TASK TO CARRY OUT: Copy out everything from the start of the records down to the line containing "legend-label: -1 StDv bbox=[685, 392, 725, 406]", with no changes.

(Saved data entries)
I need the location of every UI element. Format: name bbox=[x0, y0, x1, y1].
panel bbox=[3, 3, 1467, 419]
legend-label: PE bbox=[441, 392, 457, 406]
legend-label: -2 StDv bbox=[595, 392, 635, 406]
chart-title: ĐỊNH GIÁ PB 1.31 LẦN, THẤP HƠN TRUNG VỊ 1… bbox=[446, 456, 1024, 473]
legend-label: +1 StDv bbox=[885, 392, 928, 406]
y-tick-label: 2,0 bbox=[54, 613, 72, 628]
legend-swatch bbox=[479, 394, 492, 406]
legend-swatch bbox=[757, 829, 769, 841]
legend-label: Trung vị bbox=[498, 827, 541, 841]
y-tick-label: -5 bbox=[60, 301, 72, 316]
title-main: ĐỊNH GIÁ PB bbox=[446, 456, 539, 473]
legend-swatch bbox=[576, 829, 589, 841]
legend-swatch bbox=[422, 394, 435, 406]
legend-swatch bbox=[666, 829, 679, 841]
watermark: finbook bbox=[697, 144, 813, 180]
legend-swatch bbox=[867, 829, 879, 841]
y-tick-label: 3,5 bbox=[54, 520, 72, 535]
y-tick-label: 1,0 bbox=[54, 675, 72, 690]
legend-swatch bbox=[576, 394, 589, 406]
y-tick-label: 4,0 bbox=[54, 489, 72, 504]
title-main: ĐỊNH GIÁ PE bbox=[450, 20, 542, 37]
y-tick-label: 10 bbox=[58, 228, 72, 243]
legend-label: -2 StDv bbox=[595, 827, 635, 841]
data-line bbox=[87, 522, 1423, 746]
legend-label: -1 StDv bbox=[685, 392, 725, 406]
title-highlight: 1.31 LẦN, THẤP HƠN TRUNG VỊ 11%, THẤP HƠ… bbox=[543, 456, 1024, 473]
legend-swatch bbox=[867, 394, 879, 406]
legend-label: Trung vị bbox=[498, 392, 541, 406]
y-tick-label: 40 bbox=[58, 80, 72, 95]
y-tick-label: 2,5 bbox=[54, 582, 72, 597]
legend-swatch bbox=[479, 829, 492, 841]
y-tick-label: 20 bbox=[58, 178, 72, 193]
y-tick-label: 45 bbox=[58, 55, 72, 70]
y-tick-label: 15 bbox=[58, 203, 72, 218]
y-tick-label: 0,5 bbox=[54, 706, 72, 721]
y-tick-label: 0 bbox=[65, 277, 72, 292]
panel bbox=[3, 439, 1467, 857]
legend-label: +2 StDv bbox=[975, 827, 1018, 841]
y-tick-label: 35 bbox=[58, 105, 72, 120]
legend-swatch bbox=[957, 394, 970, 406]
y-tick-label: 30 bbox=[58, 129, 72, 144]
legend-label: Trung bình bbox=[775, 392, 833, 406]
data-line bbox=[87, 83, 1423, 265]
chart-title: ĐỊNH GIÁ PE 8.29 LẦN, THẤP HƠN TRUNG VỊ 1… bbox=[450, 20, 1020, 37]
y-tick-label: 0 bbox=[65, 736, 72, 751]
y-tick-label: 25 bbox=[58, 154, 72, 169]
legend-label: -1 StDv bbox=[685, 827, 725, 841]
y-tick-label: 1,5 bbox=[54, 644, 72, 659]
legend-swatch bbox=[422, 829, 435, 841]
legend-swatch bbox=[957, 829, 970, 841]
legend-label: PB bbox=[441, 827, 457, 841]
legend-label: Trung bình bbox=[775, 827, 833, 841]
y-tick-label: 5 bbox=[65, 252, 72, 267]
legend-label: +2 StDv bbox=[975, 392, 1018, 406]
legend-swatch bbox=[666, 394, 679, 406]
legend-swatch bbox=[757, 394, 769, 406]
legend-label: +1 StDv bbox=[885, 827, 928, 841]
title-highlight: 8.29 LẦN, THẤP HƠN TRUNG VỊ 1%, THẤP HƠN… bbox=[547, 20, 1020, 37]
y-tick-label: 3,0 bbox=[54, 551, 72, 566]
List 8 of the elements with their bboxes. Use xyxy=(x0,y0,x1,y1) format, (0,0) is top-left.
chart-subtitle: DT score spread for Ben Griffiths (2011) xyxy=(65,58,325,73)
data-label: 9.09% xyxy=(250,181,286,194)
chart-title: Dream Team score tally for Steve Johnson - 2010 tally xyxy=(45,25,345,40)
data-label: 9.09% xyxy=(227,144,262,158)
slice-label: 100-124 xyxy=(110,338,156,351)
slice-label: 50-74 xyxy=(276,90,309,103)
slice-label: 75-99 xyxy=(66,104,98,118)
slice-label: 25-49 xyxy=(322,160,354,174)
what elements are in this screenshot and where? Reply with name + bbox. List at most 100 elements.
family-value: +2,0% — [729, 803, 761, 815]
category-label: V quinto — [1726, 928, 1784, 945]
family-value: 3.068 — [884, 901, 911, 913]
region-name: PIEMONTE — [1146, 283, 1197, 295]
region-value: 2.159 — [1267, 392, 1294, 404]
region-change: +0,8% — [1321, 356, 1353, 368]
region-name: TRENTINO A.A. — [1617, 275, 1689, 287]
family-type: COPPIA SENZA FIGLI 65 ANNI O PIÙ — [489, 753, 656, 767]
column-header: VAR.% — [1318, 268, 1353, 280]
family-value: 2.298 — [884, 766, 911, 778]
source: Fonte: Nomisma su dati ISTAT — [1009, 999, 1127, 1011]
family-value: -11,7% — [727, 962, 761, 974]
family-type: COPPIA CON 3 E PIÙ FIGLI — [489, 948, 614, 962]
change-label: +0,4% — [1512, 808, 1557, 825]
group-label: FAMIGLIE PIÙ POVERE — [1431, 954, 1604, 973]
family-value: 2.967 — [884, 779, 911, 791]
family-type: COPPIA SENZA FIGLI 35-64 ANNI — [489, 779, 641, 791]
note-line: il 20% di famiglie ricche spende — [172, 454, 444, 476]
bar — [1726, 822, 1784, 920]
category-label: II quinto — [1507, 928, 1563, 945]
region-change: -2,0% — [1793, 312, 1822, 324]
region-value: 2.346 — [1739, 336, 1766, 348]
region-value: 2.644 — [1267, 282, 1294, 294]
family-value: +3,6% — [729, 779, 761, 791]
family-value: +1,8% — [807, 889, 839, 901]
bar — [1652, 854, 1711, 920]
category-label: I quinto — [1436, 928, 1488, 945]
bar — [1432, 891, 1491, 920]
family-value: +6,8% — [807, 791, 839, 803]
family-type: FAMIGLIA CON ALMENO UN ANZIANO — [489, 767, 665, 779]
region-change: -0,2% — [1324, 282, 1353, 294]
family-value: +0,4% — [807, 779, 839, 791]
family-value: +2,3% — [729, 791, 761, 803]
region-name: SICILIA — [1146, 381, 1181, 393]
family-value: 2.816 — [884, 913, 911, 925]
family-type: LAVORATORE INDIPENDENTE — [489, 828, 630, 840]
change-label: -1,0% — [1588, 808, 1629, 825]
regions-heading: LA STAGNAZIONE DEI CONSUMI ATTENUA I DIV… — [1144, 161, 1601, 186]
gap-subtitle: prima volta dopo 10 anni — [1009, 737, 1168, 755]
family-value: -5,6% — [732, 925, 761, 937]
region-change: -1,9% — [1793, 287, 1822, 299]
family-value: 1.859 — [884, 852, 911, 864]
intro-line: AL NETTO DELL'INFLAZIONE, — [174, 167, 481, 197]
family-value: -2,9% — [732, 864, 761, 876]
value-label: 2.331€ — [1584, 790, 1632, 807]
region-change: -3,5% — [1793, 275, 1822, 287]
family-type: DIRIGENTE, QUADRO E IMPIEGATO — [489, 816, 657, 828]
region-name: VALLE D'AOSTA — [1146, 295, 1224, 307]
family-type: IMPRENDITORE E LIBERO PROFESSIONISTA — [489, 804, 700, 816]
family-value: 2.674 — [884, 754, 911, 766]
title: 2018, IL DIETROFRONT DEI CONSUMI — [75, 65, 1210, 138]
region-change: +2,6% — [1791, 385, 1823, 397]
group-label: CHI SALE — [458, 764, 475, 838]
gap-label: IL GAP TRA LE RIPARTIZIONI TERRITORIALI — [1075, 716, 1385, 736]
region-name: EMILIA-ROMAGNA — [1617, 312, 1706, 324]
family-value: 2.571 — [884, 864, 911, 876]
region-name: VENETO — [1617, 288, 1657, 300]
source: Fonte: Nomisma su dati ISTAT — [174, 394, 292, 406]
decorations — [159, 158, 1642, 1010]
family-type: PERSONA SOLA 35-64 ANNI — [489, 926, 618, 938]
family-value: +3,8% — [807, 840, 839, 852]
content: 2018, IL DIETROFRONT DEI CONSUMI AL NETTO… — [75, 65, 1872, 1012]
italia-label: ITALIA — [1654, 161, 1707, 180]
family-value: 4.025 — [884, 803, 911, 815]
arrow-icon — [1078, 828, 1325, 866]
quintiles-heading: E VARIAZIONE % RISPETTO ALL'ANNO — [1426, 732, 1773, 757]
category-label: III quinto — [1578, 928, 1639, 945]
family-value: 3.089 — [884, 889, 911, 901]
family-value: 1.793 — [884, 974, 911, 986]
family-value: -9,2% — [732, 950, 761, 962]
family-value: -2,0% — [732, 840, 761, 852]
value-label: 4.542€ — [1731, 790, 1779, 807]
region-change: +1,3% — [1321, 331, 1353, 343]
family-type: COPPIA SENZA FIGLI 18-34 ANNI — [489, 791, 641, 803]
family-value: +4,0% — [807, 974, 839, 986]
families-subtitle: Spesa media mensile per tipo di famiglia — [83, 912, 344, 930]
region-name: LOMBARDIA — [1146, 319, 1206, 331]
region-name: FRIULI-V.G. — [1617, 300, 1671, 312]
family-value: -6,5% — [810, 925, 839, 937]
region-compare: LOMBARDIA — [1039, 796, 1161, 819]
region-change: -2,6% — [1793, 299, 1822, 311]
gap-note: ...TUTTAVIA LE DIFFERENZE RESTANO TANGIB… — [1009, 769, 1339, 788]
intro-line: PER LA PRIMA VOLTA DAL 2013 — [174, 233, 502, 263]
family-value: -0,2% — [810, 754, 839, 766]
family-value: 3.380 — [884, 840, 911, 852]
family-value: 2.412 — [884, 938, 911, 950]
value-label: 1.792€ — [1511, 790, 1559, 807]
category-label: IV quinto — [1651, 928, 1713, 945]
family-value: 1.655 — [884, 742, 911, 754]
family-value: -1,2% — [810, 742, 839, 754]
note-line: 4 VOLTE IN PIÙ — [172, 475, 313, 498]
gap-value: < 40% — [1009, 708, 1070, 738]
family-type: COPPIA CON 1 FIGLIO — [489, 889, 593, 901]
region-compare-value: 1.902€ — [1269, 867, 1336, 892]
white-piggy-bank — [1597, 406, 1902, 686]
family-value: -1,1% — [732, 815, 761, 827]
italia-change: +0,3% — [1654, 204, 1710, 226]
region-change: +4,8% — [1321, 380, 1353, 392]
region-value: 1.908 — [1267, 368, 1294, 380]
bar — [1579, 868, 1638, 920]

SOLUTION FOR THIS EXERCISE:
I need the location of every UI element. Format: name bbox=[x0, y0, x1, y1].
panel bbox=[3, 3, 1467, 419]
legend-label: PE bbox=[441, 392, 457, 406]
legend-label: -2 StDv bbox=[595, 392, 635, 406]
chart-title: ĐỊNH GIÁ PB 1.31 LẦN, THẤP HƠN TRUNG VỊ 1… bbox=[446, 456, 1024, 473]
legend-label: +1 StDv bbox=[885, 392, 928, 406]
y-tick-label: 2,0 bbox=[54, 613, 72, 628]
legend-swatch bbox=[479, 394, 492, 406]
legend-swatch bbox=[757, 829, 769, 841]
legend-label: Trung vị bbox=[498, 827, 541, 841]
y-tick-label: -5 bbox=[60, 301, 72, 316]
title-main: ĐỊNH GIÁ PB bbox=[446, 456, 539, 473]
legend-swatch bbox=[576, 829, 589, 841]
legend-swatch bbox=[422, 394, 435, 406]
legend-swatch bbox=[666, 829, 679, 841]
watermark: finbook bbox=[697, 144, 813, 180]
legend-swatch bbox=[867, 829, 879, 841]
y-tick-label: 3,5 bbox=[54, 520, 72, 535]
y-tick-label: 1,0 bbox=[54, 675, 72, 690]
legend-swatch bbox=[576, 394, 589, 406]
y-tick-label: 4,0 bbox=[54, 489, 72, 504]
title-main: ĐỊNH GIÁ PE bbox=[450, 20, 542, 37]
y-tick-label: 10 bbox=[58, 228, 72, 243]
legend-label: -2 StDv bbox=[595, 827, 635, 841]
data-line bbox=[87, 522, 1423, 746]
legend-label: -1 StDv bbox=[685, 392, 725, 406]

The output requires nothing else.